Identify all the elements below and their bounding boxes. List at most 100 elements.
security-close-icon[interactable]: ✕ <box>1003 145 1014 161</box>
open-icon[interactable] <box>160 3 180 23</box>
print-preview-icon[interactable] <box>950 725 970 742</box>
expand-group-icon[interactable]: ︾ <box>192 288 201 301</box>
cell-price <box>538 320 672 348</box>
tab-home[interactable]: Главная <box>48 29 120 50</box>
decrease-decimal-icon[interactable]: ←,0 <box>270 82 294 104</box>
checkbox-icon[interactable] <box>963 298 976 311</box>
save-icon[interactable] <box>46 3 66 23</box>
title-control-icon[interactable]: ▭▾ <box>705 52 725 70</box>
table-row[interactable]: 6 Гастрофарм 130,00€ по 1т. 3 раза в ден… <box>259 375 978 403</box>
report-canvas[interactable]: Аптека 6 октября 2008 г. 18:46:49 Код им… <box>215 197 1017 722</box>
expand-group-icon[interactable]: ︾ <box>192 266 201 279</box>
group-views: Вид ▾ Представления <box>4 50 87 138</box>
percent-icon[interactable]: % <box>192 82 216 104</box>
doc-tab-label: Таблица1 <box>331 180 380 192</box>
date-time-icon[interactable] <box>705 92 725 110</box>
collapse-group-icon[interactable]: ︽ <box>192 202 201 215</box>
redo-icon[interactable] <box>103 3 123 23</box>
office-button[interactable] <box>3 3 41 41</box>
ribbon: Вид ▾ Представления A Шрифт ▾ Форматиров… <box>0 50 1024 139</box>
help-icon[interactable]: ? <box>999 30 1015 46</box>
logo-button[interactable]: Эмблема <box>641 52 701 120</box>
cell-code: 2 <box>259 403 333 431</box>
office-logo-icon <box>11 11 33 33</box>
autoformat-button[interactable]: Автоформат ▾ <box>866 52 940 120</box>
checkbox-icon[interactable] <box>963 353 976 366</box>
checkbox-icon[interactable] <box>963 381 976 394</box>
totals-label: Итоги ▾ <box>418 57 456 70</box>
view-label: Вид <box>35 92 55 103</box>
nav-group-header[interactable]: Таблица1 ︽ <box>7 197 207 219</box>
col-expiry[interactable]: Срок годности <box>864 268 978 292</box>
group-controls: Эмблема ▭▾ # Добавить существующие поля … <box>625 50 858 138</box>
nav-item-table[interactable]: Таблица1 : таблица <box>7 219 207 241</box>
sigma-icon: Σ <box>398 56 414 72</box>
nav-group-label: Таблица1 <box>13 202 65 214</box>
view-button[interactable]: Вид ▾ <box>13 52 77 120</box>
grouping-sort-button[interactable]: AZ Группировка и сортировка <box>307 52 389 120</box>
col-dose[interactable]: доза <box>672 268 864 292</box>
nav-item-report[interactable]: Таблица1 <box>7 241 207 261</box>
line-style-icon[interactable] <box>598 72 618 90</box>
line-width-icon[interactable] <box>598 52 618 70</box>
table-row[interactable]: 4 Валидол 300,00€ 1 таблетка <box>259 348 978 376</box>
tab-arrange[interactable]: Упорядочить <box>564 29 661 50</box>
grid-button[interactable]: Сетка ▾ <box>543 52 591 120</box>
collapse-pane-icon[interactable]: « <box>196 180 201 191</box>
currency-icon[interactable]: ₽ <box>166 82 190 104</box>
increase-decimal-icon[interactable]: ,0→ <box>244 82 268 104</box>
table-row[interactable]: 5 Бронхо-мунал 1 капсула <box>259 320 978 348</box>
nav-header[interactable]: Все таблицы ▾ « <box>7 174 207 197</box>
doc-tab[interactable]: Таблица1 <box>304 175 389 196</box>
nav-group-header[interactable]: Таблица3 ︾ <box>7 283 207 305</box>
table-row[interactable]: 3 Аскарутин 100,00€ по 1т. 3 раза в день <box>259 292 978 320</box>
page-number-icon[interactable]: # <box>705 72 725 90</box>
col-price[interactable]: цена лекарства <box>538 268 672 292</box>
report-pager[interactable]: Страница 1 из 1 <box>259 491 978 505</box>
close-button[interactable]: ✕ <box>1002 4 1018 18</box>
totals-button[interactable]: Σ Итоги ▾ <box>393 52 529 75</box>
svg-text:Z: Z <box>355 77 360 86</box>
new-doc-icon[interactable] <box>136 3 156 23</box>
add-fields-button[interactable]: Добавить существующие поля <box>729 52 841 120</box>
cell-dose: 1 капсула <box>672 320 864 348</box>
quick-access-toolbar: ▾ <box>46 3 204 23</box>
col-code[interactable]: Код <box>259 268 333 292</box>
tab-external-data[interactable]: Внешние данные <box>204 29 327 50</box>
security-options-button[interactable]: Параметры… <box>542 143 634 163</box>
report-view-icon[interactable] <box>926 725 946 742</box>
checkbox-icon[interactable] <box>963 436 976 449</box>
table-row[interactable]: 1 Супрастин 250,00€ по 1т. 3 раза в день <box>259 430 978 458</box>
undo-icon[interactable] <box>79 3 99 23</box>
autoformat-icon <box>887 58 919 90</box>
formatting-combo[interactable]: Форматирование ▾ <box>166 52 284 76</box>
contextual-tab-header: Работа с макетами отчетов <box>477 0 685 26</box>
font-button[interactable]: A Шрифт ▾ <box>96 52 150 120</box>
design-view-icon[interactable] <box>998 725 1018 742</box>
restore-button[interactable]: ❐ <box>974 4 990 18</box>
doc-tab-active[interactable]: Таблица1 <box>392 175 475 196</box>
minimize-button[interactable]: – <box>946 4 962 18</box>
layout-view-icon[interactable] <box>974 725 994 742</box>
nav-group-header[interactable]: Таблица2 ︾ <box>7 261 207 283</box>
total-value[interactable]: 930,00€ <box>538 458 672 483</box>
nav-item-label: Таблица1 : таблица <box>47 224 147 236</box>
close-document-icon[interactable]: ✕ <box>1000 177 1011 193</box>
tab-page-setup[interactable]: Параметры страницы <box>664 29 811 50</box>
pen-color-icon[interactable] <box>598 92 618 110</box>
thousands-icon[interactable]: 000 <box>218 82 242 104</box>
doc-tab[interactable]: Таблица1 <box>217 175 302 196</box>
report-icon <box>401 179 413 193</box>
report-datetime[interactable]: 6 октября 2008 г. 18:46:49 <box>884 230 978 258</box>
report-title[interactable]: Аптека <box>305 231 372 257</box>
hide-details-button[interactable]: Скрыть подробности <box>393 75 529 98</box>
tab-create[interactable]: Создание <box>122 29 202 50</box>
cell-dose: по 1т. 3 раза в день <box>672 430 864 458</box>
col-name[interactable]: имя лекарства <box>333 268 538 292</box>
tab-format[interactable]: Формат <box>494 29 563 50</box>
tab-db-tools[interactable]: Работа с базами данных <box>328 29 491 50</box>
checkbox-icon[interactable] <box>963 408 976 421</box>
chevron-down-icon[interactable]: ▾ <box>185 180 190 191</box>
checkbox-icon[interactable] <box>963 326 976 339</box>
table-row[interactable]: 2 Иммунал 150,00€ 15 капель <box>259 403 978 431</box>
..........
• [Problem to solve]: Copy out all of the material above line by line, keeping every character unchanged.

• [Task result]:
Identify all the elements below and their bounding boxes. List at most 100 elements.
security-close-icon[interactable]: ✕ <box>1003 145 1014 161</box>
open-icon[interactable] <box>160 3 180 23</box>
print-preview-icon[interactable] <box>950 725 970 742</box>
expand-group-icon[interactable]: ︾ <box>192 288 201 301</box>
cell-price <box>538 320 672 348</box>
tab-home[interactable]: Главная <box>48 29 120 50</box>
decrease-decimal-icon[interactable]: ←,0 <box>270 82 294 104</box>
checkbox-icon[interactable] <box>963 298 976 311</box>
save-icon[interactable] <box>46 3 66 23</box>
title-control-icon[interactable]: ▭▾ <box>705 52 725 70</box>
table-row[interactable]: 6 Гастрофарм 130,00€ по 1т. 3 раза в ден… <box>259 375 978 403</box>
report-canvas[interactable]: Аптека 6 октября 2008 г. 18:46:49 Код им… <box>215 197 1017 722</box>
expand-group-icon[interactable]: ︾ <box>192 266 201 279</box>
group-views: Вид ▾ Представления <box>4 50 87 138</box>
percent-icon[interactable]: % <box>192 82 216 104</box>
doc-tab-label: Таблица1 <box>331 180 380 192</box>
date-time-icon[interactable] <box>705 92 725 110</box>
collapse-group-icon[interactable]: ︽ <box>192 202 201 215</box>
redo-icon[interactable] <box>103 3 123 23</box>
office-button[interactable] <box>3 3 41 41</box>
ribbon: Вид ▾ Представления A Шрифт ▾ Форматиров… <box>0 50 1024 139</box>
help-icon[interactable]: ? <box>999 30 1015 46</box>
logo-button[interactable]: Эмблема <box>641 52 701 120</box>
cell-code: 2 <box>259 403 333 431</box>
office-logo-icon <box>11 11 33 33</box>
autoformat-button[interactable]: Автоформат ▾ <box>866 52 940 120</box>
checkbox-icon[interactable] <box>963 353 976 366</box>
checkbox-icon[interactable] <box>963 381 976 394</box>
totals-label: Итоги ▾ <box>418 57 456 70</box>
view-label: Вид <box>35 92 55 103</box>
nav-group-header[interactable]: Таблица1 ︽ <box>7 197 207 219</box>
col-expiry[interactable]: Срок годности <box>864 268 978 292</box>
group-controls: Эмблема ▭▾ # Добавить существующие поля … <box>625 50 858 138</box>
nav-item-table[interactable]: Таблица1 : таблица <box>7 219 207 241</box>
sigma-icon: Σ <box>398 56 414 72</box>
nav-group-label: Таблица1 <box>13 202 65 214</box>
view-button[interactable]: Вид ▾ <box>13 52 77 120</box>
grouping-sort-button[interactable]: AZ Группировка и сортировка <box>307 52 389 120</box>
col-dose[interactable]: доза <box>672 268 864 292</box>
nav-item-report[interactable]: Таблица1 <box>7 241 207 261</box>
line-style-icon[interactable] <box>598 72 618 90</box>
line-width-icon[interactable] <box>598 52 618 70</box>
table-row[interactable]: 4 Валидол 300,00€ 1 таблетка <box>259 348 978 376</box>
tab-arrange[interactable]: Упорядочить <box>564 29 661 50</box>
grid-button[interactable]: Сетка ▾ <box>543 52 591 120</box>
collapse-pane-icon[interactable]: « <box>196 180 201 191</box>
currency-icon[interactable]: ₽ <box>166 82 190 104</box>
increase-decimal-icon[interactable]: ,0→ <box>244 82 268 104</box>
table-row[interactable]: 5 Бронхо-мунал 1 капсула <box>259 320 978 348</box>
nav-header[interactable]: Все таблицы ▾ « <box>7 174 207 197</box>
doc-tab[interactable]: Таблица1 <box>304 175 389 196</box>
nav-group-header[interactable]: Таблица3 ︾ <box>7 283 207 305</box>
table-row[interactable]: 3 Аскарутин 100,00€ по 1т. 3 раза в день <box>259 292 978 320</box>
page-number-icon[interactable]: # <box>705 72 725 90</box>
col-price[interactable]: цена лекарства <box>538 268 672 292</box>
report-pager[interactable]: Страница 1 из 1 <box>259 491 978 505</box>
close-button[interactable]: ✕ <box>1002 4 1018 18</box>
totals-button[interactable]: Σ Итоги ▾ <box>393 52 529 75</box>
svg-text:Z: Z <box>355 77 360 86</box>
new-doc-icon[interactable] <box>136 3 156 23</box>
add-fields-button[interactable]: Добавить существующие поля <box>729 52 841 120</box>
cell-dose: 1 капсула <box>672 320 864 348</box>
quick-access-toolbar: ▾ <box>46 3 204 23</box>
col-code[interactable]: Код <box>259 268 333 292</box>
tab-external-data[interactable]: Внешние данные <box>204 29 327 50</box>
security-options-button[interactable]: Параметры… <box>542 143 634 163</box>
report-view-icon[interactable] <box>926 725 946 742</box>
checkbox-icon[interactable] <box>963 436 976 449</box>
table-row[interactable]: 1 Супрастин 250,00€ по 1т. 3 раза в день <box>259 430 978 458</box>
undo-icon[interactable] <box>79 3 99 23</box>
autoformat-icon <box>887 58 919 90</box>
formatting-combo[interactable]: Форматирование ▾ <box>166 52 284 76</box>
contextual-tab-header: Работа с макетами отчетов <box>477 0 685 26</box>
font-button[interactable]: A Шрифт ▾ <box>96 52 150 120</box>
design-view-icon[interactable] <box>998 725 1018 742</box>
restore-button[interactable]: ❐ <box>974 4 990 18</box>
doc-tab-active[interactable]: Таблица1 <box>392 175 475 196</box>
minimize-button[interactable]: – <box>946 4 962 18</box>
layout-view-icon[interactable] <box>974 725 994 742</box>
nav-group-header[interactable]: Таблица2 ︾ <box>7 261 207 283</box>
total-value[interactable]: 930,00€ <box>538 458 672 483</box>
nav-item-label: Таблица1 : таблица <box>47 224 147 236</box>
close-document-icon[interactable]: ✕ <box>1000 177 1011 193</box>
tab-page-setup[interactable]: Параметры страницы <box>664 29 811 50</box>
pen-color-icon[interactable] <box>598 92 618 110</box>
thousands-icon[interactable]: 000 <box>218 82 242 104</box>
doc-tab[interactable]: Таблица1 <box>217 175 302 196</box>
report-icon <box>401 179 413 193</box>
report-datetime[interactable]: 6 октября 2008 г. 18:46:49 <box>884 230 978 258</box>
report-title[interactable]: Аптека <box>305 231 372 257</box>
hide-details-button[interactable]: Скрыть подробности <box>393 75 529 98</box>
tab-create[interactable]: Создание <box>122 29 202 50</box>
cell-dose: по 1т. 3 раза в день <box>672 430 864 458</box>
col-name[interactable]: имя лекарства <box>333 268 538 292</box>
tab-format[interactable]: Формат <box>494 29 563 50</box>
tab-db-tools[interactable]: Работа с базами данных <box>328 29 491 50</box>
checkbox-icon[interactable] <box>963 408 976 421</box>
chevron-down-icon[interactable]: ▾ <box>185 180 190 191</box>
checkbox-icon[interactable] <box>963 326 976 339</box>
table-row[interactable]: 2 Иммунал 150,00€ 15 капель <box>259 403 978 431</box>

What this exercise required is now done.